_INPUT RECORDS_
_ _ _ _

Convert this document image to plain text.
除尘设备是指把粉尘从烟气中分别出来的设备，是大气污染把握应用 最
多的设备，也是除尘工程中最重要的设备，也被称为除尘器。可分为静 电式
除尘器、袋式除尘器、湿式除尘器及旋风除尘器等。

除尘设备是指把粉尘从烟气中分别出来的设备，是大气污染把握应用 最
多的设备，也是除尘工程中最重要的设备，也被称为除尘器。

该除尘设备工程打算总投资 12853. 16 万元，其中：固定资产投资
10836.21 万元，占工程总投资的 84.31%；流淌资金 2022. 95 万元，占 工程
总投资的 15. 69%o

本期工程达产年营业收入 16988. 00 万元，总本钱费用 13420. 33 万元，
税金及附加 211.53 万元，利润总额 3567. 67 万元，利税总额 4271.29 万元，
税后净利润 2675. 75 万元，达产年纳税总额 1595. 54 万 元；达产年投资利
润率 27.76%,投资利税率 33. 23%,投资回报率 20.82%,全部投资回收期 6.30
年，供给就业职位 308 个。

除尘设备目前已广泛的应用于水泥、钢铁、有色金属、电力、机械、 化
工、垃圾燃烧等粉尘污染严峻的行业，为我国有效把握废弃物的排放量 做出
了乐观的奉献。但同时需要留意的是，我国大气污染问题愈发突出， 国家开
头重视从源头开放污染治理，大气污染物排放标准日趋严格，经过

_ _ _ _

_WHAT YOU HAVE TO DO_
Retype the whole listing, matching it exactly.

_OUTPUT FOR THIS EXERCISE_
Convert this document image to plain text.
除尘设备是指把粉尘从烟气中分别出来的设备，是大气污染把握应用 最
多的设备，也是除尘工程中最重要的设备，也被称为除尘器。可分为静 电式
除尘器、袋式除尘器、湿式除尘器及旋风除尘器等。

除尘设备是指把粉尘从烟气中分别出来的设备，是大气污染把握应用 最
多的设备，也是除尘工程中最重要的设备，也被称为除尘器。

该除尘设备工程打算总投资 12853. 16 万元，其中：固定资产投资
10836.21 万元，占工程总投资的 84.31%；流淌资金 2022. 95 万元，占 工程
总投资的 15. 69%o

本期工程达产年营业收入 16988. 00 万元，总本钱费用 13420. 33 万元，
税金及附加 211.53 万元，利润总额 3567. 67 万元，利税总额 4271.29 万元，
税后净利润 2675. 75 万元，达产年纳税总额 1595. 54 万 元；达产年投资利
润率 27.76%,投资利税率 33. 23%,投资回报率 20.82%,全部投资回收期 6.30
年，供给就业职位 308 个。

除尘设备目前已广泛的应用于水泥、钢铁、有色金属、电力、机械、 化
工、垃圾燃烧等粉尘污染严峻的行业，为我国有效把握废弃物的排放量 做出
了乐观的奉献。但同时需要留意的是，我国大气污染问题愈发突出， 国家开
头重视从源头开放污染治理，大气污染物排放标准日趋严格，经过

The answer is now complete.